----- Recorded data -----

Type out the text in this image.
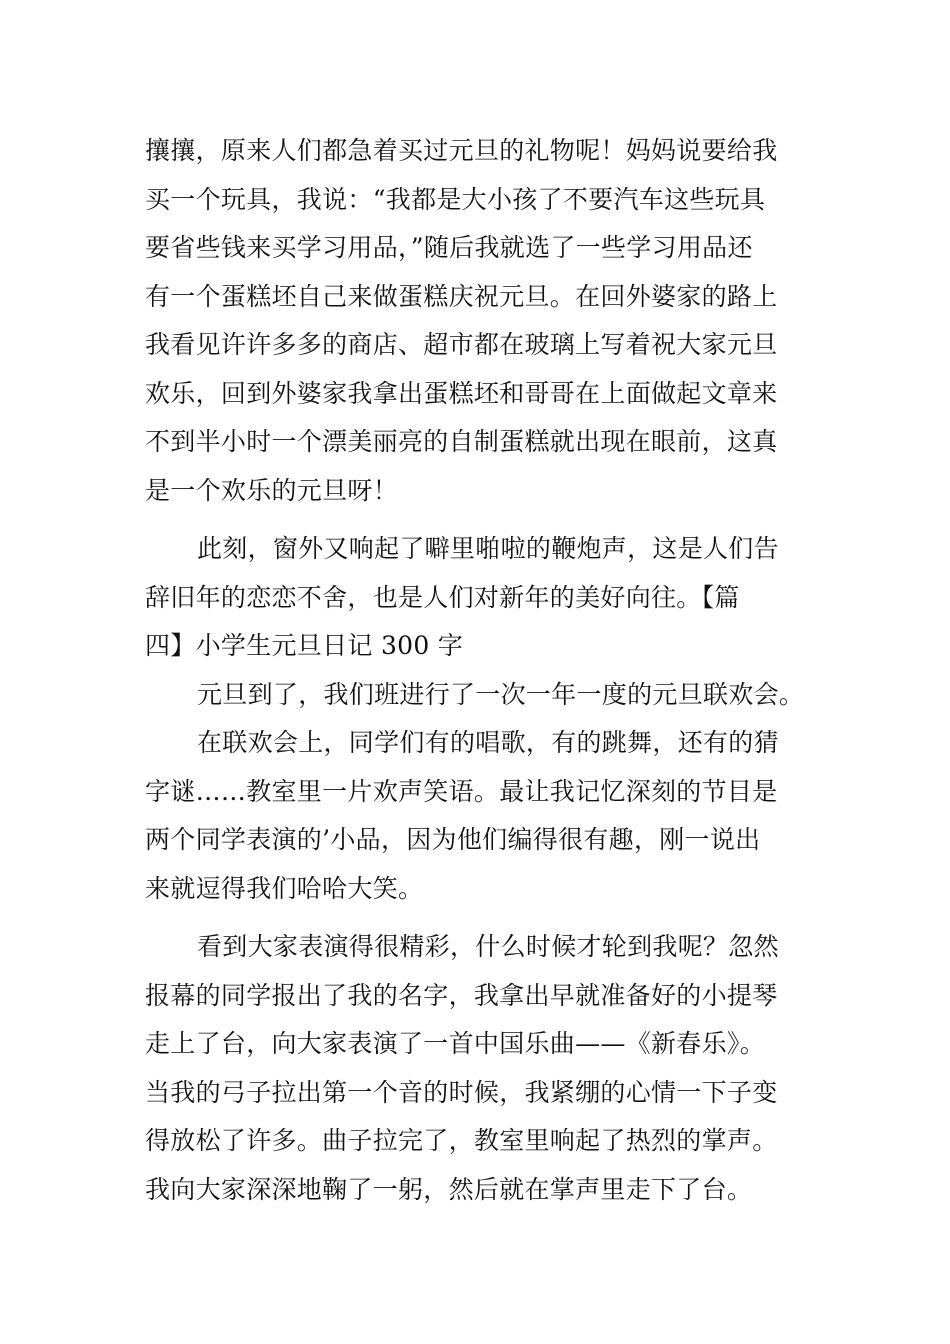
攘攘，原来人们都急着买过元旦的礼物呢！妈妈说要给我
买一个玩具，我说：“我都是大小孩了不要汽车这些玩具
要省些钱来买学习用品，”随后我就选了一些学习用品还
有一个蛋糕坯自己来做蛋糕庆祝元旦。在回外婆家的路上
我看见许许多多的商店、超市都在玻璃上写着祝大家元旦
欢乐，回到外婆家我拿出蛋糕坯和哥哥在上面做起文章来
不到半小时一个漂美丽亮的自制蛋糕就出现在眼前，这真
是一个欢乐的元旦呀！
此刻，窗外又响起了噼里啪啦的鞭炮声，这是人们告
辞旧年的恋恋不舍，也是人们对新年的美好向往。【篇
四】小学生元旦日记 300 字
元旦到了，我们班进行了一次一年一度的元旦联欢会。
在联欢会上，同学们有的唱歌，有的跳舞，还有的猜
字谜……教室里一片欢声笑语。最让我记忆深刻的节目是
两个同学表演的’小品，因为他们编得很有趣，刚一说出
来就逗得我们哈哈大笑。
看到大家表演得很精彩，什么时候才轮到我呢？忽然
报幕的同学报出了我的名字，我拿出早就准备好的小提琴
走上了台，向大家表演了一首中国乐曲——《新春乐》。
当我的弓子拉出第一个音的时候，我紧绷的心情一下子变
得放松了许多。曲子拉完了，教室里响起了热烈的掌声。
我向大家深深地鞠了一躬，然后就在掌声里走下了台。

-----

Copy the listing word for word, excluding its pictures.

Type out the text in this image.
攘攘，原来人们都急着买过元旦的礼物呢！妈妈说要给我
买一个玩具，我说：“我都是大小孩了不要汽车这些玩具
要省些钱来买学习用品，”随后我就选了一些学习用品还
有一个蛋糕坯自己来做蛋糕庆祝元旦。在回外婆家的路上
我看见许许多多的商店、超市都在玻璃上写着祝大家元旦
欢乐，回到外婆家我拿出蛋糕坯和哥哥在上面做起文章来
不到半小时一个漂美丽亮的自制蛋糕就出现在眼前，这真
是一个欢乐的元旦呀！
此刻，窗外又响起了噼里啪啦的鞭炮声，这是人们告
辞旧年的恋恋不舍，也是人们对新年的美好向往。【篇
四】小学生元旦日记 300 字
元旦到了，我们班进行了一次一年一度的元旦联欢会。
在联欢会上，同学们有的唱歌，有的跳舞，还有的猜
字谜……教室里一片欢声笑语。最让我记忆深刻的节目是
两个同学表演的’小品，因为他们编得很有趣，刚一说出
来就逗得我们哈哈大笑。
看到大家表演得很精彩，什么时候才轮到我呢？忽然
报幕的同学报出了我的名字，我拿出早就准备好的小提琴
走上了台，向大家表演了一首中国乐曲——《新春乐》。
当我的弓子拉出第一个音的时候，我紧绷的心情一下子变
得放松了许多。曲子拉完了，教室里响起了热烈的掌声。
我向大家深深地鞠了一躬，然后就在掌声里走下了台。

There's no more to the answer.